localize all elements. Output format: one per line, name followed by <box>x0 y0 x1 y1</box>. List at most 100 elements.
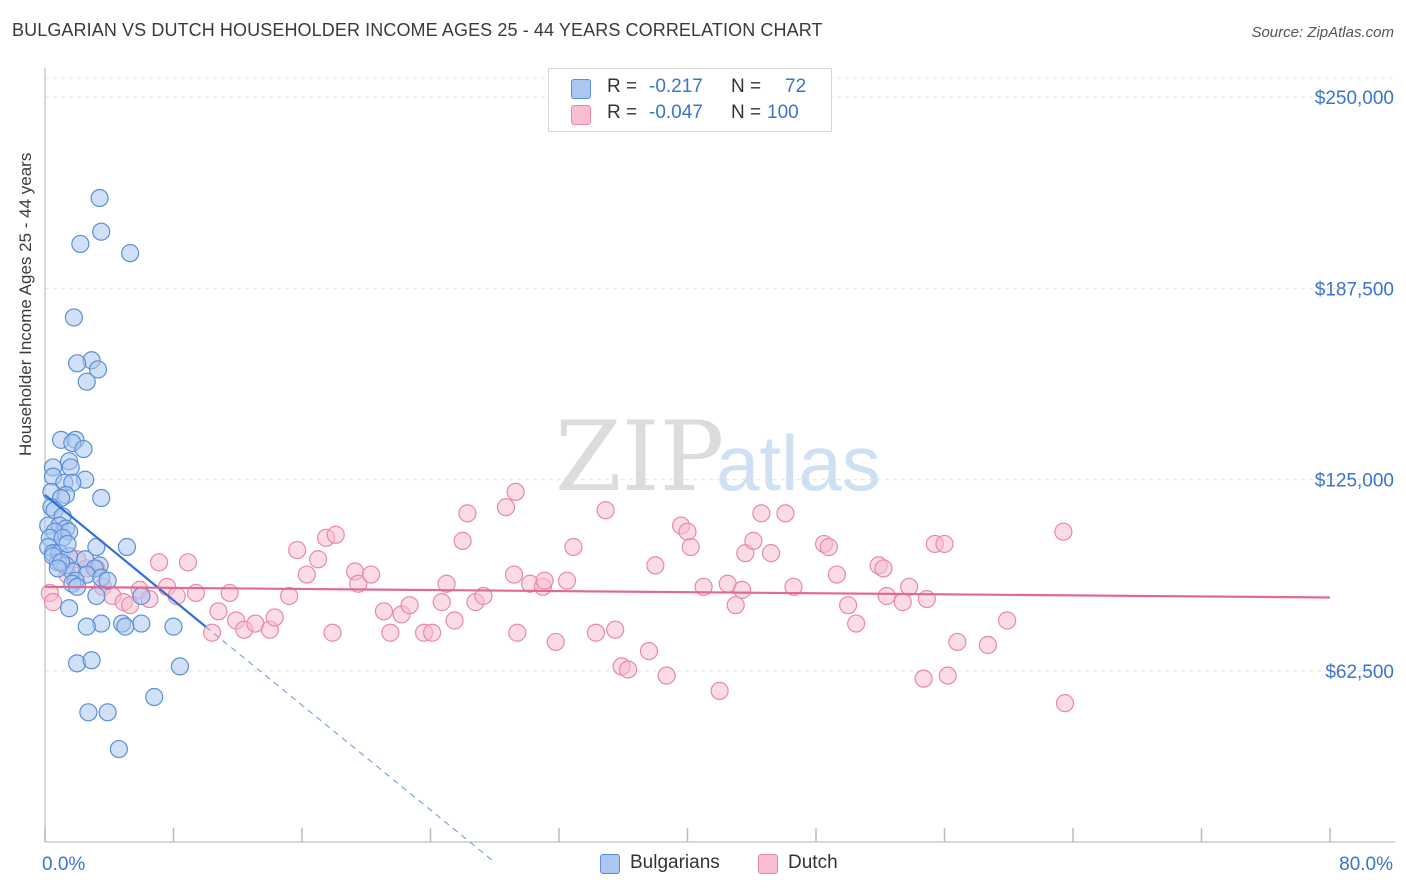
data-point-dutch <box>733 580 752 599</box>
data-point-dutch <box>288 540 307 560</box>
data-point-bulgarian <box>92 488 111 508</box>
data-point-dutch <box>535 571 554 590</box>
data-point-dutch <box>504 565 524 584</box>
data-point-bulgarian <box>92 222 111 241</box>
data-point-dutch <box>874 559 893 578</box>
legend-n-value: 72 <box>785 76 807 97</box>
data-point-bulgarian <box>170 657 190 676</box>
data-point-bulgarian <box>88 360 108 379</box>
data-point-dutch <box>948 632 967 652</box>
data-point-dutch <box>935 534 954 554</box>
x-tick-labels: 0.0% 80.0% <box>42 854 1393 875</box>
data-point-dutch <box>323 623 342 642</box>
data-point-dutch <box>432 593 451 612</box>
data-point-dutch <box>596 501 615 520</box>
legend-r-value: -0.217 <box>649 76 703 97</box>
data-point-dutch <box>546 632 565 652</box>
data-point-dutch <box>564 537 583 557</box>
data-point-bulgarian <box>132 614 151 633</box>
data-point-dutch <box>784 577 803 596</box>
data-point-bulgarian <box>121 244 140 263</box>
y-tick-label: $250,000 <box>1315 88 1394 109</box>
data-point-dutch <box>326 525 345 544</box>
data-point-dutch <box>496 498 516 517</box>
chart-title: BULGARIAN VS DUTCH HOUSEHOLDER INCOME AG… <box>12 20 823 40</box>
data-point-dutch <box>827 565 846 584</box>
legend-r-value: -0.047 <box>649 102 703 123</box>
data-point-dutch <box>694 577 713 596</box>
data-point-dutch <box>423 623 442 642</box>
data-point-dutch <box>877 586 896 606</box>
data-point-dutch <box>474 586 493 606</box>
data-point-bulgarian <box>77 617 96 636</box>
data-point-dutch <box>209 602 228 621</box>
data-point-bulgarian <box>116 617 135 636</box>
data-point-dutch <box>900 577 919 596</box>
data-point-dutch <box>506 482 525 502</box>
data-point-dutch <box>149 553 169 572</box>
y-axis-label: Householder Income Ages 25 - 44 years <box>16 152 35 456</box>
data-point-dutch <box>557 571 577 590</box>
data-point-dutch <box>265 608 284 627</box>
legend-r-label: R = <box>607 76 638 97</box>
legend-r-label: R = <box>607 102 638 123</box>
legend-label-dutch: Dutch <box>788 852 838 873</box>
legend-swatch-bulgarians <box>571 79 591 99</box>
data-point-dutch <box>639 642 659 661</box>
data-point-dutch <box>681 537 700 557</box>
data-point-dutch <box>374 602 394 621</box>
data-point-dutch <box>752 504 771 523</box>
data-point-bulgarian <box>79 703 98 722</box>
data-point-dutch <box>1054 522 1073 541</box>
data-point-dutch <box>657 666 676 685</box>
data-point-dutch <box>839 596 858 615</box>
data-point-dutch <box>744 531 763 550</box>
legend-n-label: N = <box>731 76 762 97</box>
legend-n-value: 100 <box>767 102 799 123</box>
legend-swatch-dutch <box>758 854 778 874</box>
data-point-dutch <box>646 556 665 575</box>
data-point-bulgarian <box>77 372 96 391</box>
bulgarian-points <box>39 188 190 759</box>
dutch-points <box>40 482 1075 713</box>
data-point-dutch <box>458 504 477 523</box>
data-point-dutch <box>618 660 638 679</box>
data-point-dutch <box>381 623 400 642</box>
y-tick-label: $125,000 <box>1315 471 1394 492</box>
data-point-bulgarian <box>64 308 84 327</box>
data-point-bulgarian <box>61 458 80 477</box>
data-point-bulgarian <box>59 599 79 618</box>
data-point-dutch <box>308 550 328 569</box>
data-point-bulgarian <box>132 586 151 606</box>
legend-n-label: N = <box>731 102 762 123</box>
data-point-bulgarian <box>164 617 183 636</box>
data-point-dutch <box>445 611 464 630</box>
legend-swatch-dutch <box>571 105 591 125</box>
data-point-bulgarian <box>68 354 87 373</box>
correlation-legend: R = -0.217 N = 72 R = -0.047 N = 100 <box>548 68 832 132</box>
watermark-zip: ZIP <box>555 401 724 513</box>
data-point-bulgarian <box>98 703 117 722</box>
y-tick-labels: $62,500 $125,000 $187,500 $250,000 <box>1315 88 1394 683</box>
data-point-dutch <box>297 565 316 584</box>
data-point-dutch <box>178 553 198 572</box>
data-point-dutch <box>437 574 456 593</box>
data-point-bulgarian <box>71 234 90 254</box>
data-point-dutch <box>847 614 866 633</box>
data-point-bulgarian <box>90 188 109 208</box>
data-point-bulgarian <box>145 687 164 707</box>
data-point-bulgarian <box>82 651 101 670</box>
data-point-dutch <box>400 596 419 615</box>
y-tick-label: $62,500 <box>1325 662 1394 683</box>
legend-swatch-bulgarians <box>600 854 620 874</box>
trend-line-bulgarians <box>44 494 207 628</box>
data-point-dutch <box>819 537 838 557</box>
data-point-dutch <box>349 574 368 593</box>
legend-label-bulgarians: Bulgarians <box>630 852 720 873</box>
data-point-dutch <box>893 593 912 612</box>
data-point-dutch <box>678 522 697 541</box>
data-point-bulgarian <box>117 537 137 557</box>
data-point-bulgarian <box>48 559 67 578</box>
data-point-dutch <box>761 544 781 563</box>
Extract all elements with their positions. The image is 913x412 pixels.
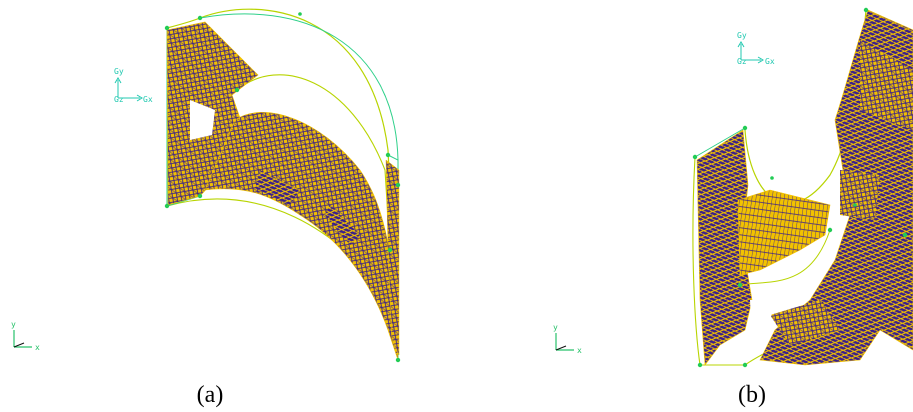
local-axis-y-label: y (11, 320, 16, 329)
axis-z-label: Gz (737, 57, 747, 66)
mesh-region (696, 9, 913, 366)
local-axis-y-label: y (553, 323, 558, 332)
axis-x-label: Gx (143, 95, 153, 104)
mesh-region (166, 21, 400, 361)
panel-a-mesh-view: Gy Gz Gx (11, 8, 401, 408)
local-axis-x-label: x (35, 343, 40, 352)
panel-caption: (a) (197, 382, 224, 408)
axis-y-label: Gy (737, 31, 747, 40)
global-axis-triad: Gy Gz Gx (114, 67, 153, 104)
local-axis-x-label: x (577, 346, 582, 355)
global-axis-triad: Gy Gz Gx (737, 31, 775, 66)
local-axis-triad: y x (553, 323, 582, 355)
axis-y-label: Gy (114, 67, 124, 76)
panel-caption: (b) (738, 382, 766, 408)
axis-x-label: Gx (765, 57, 775, 66)
axis-z-label: Gz (114, 95, 124, 104)
geometry-vertices (692, 7, 908, 368)
geometry-vertices (164, 12, 401, 363)
panel-b-mesh-view: Gy Gz Gx (553, 7, 913, 408)
local-axis-triad: y x (11, 320, 40, 352)
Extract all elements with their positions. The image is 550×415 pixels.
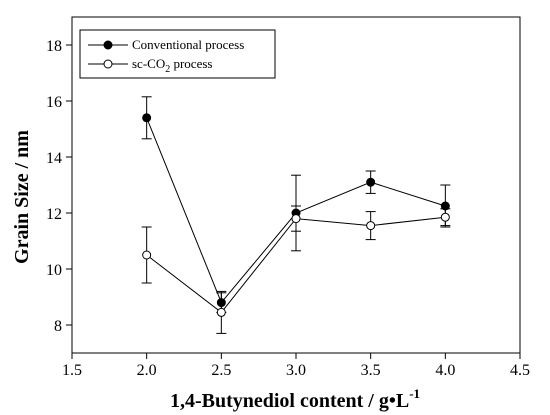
legend-marker-conventional	[103, 40, 113, 50]
x-tick-label: 4.5	[510, 362, 530, 379]
y-tick-label: 10	[46, 262, 62, 279]
legend-label-scco2-prefix: sc-CO	[132, 56, 165, 71]
y-tick-label: 14	[46, 150, 62, 167]
data-point-conventional	[366, 177, 376, 187]
x-tick-label: 3.5	[361, 362, 381, 379]
y-tick-label: 8	[54, 318, 62, 335]
data-point-scco2	[440, 212, 450, 222]
legend-label-conventional: Conventional process	[132, 37, 244, 52]
legend-label-scco2: sc-CO2 process	[132, 56, 212, 75]
data-point-scco2	[216, 307, 226, 317]
legend-label-scco2-suffix: process	[170, 56, 212, 71]
y-axis-title: Grain Size / nm	[11, 130, 33, 264]
x-tick-label: 2.0	[137, 362, 157, 379]
data-point-scco2	[142, 250, 152, 260]
x-axis-title-main: 1,4-Butynediol content / g•L	[170, 390, 409, 412]
x-tick-label: 4.0	[435, 362, 455, 379]
plot-area: 1.5 2.0 2.5 3.0 3.5 4.0 4.5 8 10 12 14 16 18	[46, 16, 530, 379]
x-axis-title: 1,4-Butynediol content / g•L-1	[170, 386, 420, 412]
x-axis-title-superscript: -1	[409, 386, 420, 401]
y-tick-label: 12	[46, 206, 62, 223]
x-tick-label: 1.5	[62, 362, 82, 379]
data-point-conventional	[142, 113, 152, 123]
legend: Conventional process sc-CO2 process	[79, 29, 276, 79]
legend-box	[79, 29, 276, 79]
x-tick-label: 2.5	[211, 362, 231, 379]
y-tick-label: 16	[46, 94, 62, 111]
legend-label-scco2-subscript: 2	[165, 64, 170, 75]
x-tick-label: 3.0	[286, 362, 306, 379]
data-point-scco2	[366, 221, 376, 231]
legend-marker-scco2	[103, 59, 113, 69]
data-point-scco2	[291, 214, 301, 224]
y-tick-label: 18	[46, 38, 62, 55]
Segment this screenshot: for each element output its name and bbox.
########################################
• **Brief**
Render the records above as a JSON list of strings, one string per line. Begin at the line containing "40, 113, 50]" and stop after the line containing "64, 170, 75]".

• **Solution to the problem**
[
  "legend-marker-conventional\t[103, 40, 113, 50]",
  "x-tick-label: 4.5\t[510, 362, 530, 379]",
  "y-tick-label: 10\t[46, 262, 62, 279]",
  "legend-label-scco2-prefix: sc-CO\t[132, 56, 165, 71]",
  "y-tick-label: 14\t[46, 150, 62, 167]",
  "data-point-conventional\t[366, 177, 376, 187]",
  "x-tick-label: 3.5\t[361, 362, 381, 379]",
  "y-tick-label: 8\t[54, 318, 62, 335]",
  "data-point-scco2\t[440, 212, 450, 222]",
  "legend-label-conventional: Conventional process\t[132, 37, 244, 52]",
  "legend-label-scco2: sc-CO2 process\t[132, 56, 212, 75]",
  "data-point-scco2\t[216, 307, 226, 317]",
  "legend-label-scco2-suffix: process\t[170, 56, 212, 71]",
  "y-axis-title: Grain Size / nm\t[11, 130, 33, 264]",
  "x-tick-label: 2.0\t[137, 362, 157, 379]",
  "data-point-scco2\t[142, 250, 152, 260]",
  "x-axis-title-main: 1,4-Butynediol content / g•L\t[170, 390, 409, 412]",
  "x-tick-label: 4.0\t[435, 362, 455, 379]",
  "plot-area: 1.5 2.0 2.5 3.0 3.5 4.0 4.5 8 10 12 14 16 18\t[46, 16, 530, 379]",
  "x-axis-title: 1,4-Butynediol content / g•L-1\t[170, 386, 420, 412]",
  "x-axis-title-superscript: -1\t[409, 386, 420, 401]",
  "y-tick-label: 12\t[46, 206, 62, 223]",
  "x-tick-label: 1.5\t[62, 362, 82, 379]",
  "data-point-conventional\t[142, 113, 152, 123]",
  "legend: Conventional process sc-CO2 process\t[79, 29, 276, 79]",
  "legend-box\t[79, 29, 276, 79]",
  "x-tick-label: 2.5\t[211, 362, 231, 379]",
  "y-tick-label: 16\t[46, 94, 62, 111]",
  "legend-label-scco2-subscript: 2\t[165, 64, 170, 75]"
]